[start]
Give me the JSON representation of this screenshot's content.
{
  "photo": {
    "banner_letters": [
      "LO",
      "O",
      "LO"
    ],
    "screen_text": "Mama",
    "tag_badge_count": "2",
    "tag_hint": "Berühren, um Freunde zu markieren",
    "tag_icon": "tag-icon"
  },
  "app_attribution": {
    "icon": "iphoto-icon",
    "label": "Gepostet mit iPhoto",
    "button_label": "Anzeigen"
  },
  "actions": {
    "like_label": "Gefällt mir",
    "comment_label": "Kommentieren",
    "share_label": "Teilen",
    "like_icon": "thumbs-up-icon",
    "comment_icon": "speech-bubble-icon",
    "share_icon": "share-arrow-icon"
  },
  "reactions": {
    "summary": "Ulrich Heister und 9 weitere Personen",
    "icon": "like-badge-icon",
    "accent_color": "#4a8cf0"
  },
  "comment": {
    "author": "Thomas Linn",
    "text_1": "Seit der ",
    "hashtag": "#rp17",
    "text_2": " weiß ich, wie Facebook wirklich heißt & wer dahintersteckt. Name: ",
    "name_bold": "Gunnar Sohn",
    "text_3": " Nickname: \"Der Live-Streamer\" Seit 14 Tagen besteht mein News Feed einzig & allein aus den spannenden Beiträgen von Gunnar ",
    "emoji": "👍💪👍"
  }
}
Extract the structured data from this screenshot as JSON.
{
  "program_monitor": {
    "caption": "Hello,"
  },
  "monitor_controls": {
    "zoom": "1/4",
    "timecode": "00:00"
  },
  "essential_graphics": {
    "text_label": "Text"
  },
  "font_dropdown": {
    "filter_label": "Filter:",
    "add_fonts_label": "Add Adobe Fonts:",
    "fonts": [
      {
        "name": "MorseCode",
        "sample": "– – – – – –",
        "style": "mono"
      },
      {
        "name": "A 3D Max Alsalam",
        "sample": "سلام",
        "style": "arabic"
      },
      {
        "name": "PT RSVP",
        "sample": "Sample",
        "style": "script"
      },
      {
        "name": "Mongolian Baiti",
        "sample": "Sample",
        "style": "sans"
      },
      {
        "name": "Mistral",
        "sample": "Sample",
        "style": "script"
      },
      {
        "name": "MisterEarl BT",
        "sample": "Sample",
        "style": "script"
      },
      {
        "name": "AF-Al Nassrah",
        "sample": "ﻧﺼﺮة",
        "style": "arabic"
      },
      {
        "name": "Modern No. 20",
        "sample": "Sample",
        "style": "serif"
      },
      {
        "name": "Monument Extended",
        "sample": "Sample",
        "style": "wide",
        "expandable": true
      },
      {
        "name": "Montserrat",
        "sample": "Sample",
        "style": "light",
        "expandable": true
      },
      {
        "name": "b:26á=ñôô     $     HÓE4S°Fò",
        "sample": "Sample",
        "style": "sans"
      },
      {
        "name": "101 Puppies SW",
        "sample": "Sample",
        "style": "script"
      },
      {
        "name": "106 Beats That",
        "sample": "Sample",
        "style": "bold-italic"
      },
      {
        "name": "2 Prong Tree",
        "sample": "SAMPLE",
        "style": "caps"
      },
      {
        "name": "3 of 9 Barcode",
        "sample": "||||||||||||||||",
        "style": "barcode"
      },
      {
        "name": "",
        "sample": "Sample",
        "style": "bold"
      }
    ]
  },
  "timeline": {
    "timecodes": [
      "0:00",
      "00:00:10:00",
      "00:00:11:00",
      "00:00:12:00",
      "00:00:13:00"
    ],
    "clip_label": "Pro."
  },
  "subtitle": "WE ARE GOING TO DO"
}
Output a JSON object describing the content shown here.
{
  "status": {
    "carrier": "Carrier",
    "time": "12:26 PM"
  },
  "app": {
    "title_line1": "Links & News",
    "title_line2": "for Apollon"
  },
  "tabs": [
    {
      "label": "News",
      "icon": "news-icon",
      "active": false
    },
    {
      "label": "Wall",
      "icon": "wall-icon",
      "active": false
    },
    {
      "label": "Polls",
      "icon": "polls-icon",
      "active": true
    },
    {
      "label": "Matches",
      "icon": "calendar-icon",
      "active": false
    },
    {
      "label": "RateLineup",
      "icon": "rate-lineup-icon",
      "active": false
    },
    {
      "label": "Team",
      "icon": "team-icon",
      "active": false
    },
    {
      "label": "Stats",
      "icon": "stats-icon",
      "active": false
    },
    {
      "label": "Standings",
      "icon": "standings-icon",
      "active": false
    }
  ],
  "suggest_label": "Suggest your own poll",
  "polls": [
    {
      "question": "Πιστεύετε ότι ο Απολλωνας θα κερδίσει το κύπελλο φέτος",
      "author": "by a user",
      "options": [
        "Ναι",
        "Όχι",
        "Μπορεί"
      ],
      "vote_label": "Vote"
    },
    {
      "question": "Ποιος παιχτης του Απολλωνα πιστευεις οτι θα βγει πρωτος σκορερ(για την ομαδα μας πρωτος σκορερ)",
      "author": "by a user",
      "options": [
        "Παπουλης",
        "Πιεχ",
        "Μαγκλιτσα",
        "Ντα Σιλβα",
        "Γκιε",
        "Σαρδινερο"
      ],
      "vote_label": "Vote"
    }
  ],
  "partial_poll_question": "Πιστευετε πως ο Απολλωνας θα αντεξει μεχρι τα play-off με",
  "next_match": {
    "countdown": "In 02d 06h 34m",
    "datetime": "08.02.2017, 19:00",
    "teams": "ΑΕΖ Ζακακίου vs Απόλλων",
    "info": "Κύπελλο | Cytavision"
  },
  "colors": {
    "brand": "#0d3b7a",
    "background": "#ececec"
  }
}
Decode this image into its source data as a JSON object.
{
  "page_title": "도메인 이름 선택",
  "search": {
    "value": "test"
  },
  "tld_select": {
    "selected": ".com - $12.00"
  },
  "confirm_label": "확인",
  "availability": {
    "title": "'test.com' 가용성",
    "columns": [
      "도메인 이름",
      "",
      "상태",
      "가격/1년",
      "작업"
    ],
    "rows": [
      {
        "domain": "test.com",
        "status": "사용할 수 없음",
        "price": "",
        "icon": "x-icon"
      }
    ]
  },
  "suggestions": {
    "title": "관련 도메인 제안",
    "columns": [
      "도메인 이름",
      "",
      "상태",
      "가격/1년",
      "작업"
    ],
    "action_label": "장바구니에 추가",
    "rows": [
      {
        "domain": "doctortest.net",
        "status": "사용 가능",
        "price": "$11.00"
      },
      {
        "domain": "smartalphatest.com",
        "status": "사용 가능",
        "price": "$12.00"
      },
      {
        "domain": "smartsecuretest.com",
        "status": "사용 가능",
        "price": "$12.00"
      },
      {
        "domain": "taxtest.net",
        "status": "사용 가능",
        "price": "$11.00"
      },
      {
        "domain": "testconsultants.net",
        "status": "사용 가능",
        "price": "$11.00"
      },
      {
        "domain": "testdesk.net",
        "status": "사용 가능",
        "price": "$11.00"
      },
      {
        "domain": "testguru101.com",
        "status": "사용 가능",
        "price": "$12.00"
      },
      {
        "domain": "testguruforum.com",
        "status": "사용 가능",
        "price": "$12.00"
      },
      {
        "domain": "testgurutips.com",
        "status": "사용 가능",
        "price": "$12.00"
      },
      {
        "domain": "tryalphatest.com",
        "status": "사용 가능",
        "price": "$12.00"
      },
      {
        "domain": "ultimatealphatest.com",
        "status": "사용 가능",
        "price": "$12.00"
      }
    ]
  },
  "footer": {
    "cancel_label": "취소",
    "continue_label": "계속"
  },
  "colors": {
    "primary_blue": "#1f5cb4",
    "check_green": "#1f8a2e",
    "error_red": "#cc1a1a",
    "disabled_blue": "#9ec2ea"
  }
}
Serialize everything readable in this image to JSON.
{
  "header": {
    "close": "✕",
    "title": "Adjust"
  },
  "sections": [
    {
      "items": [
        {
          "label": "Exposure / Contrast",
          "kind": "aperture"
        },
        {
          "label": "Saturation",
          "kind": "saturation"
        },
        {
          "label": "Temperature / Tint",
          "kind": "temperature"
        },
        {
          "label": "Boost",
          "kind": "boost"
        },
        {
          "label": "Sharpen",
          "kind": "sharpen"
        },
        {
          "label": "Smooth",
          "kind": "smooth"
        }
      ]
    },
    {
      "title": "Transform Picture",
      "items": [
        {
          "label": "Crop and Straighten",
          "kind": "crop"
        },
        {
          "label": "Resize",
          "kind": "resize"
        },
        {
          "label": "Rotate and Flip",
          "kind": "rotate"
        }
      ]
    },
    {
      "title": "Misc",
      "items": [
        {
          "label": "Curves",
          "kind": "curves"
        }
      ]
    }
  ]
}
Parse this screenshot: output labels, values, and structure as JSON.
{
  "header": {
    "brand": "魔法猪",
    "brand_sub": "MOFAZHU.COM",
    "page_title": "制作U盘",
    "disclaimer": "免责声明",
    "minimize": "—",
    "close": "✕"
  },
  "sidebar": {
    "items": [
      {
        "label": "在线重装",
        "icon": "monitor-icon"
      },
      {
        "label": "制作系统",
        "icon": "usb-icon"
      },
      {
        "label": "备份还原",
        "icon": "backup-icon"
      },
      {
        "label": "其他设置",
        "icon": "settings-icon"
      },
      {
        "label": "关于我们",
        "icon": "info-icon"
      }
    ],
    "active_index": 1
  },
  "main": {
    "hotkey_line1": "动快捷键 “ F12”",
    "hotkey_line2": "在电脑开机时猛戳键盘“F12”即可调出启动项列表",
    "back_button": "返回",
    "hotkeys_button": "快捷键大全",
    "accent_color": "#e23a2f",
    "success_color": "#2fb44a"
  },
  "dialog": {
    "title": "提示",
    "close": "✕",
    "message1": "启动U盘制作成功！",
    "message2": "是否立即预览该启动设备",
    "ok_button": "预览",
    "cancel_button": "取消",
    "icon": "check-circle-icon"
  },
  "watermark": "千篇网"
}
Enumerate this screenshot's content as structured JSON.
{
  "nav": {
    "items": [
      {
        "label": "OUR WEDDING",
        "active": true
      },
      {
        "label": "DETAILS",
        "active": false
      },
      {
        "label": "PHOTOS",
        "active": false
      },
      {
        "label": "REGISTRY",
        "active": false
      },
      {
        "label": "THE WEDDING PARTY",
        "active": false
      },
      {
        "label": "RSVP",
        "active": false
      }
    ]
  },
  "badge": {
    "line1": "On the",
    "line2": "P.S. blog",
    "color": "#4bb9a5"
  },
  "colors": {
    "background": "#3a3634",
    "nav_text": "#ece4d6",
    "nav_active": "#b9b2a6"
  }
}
[end]
▸ **Short task**
Pick out every line above that contains the word "content" and copy it.

▸ **Output**
Give me the JSON representation of this screenshot's content.
Output a JSON object describing the content shown here.
Enumerate this screenshot's content as structured JSON.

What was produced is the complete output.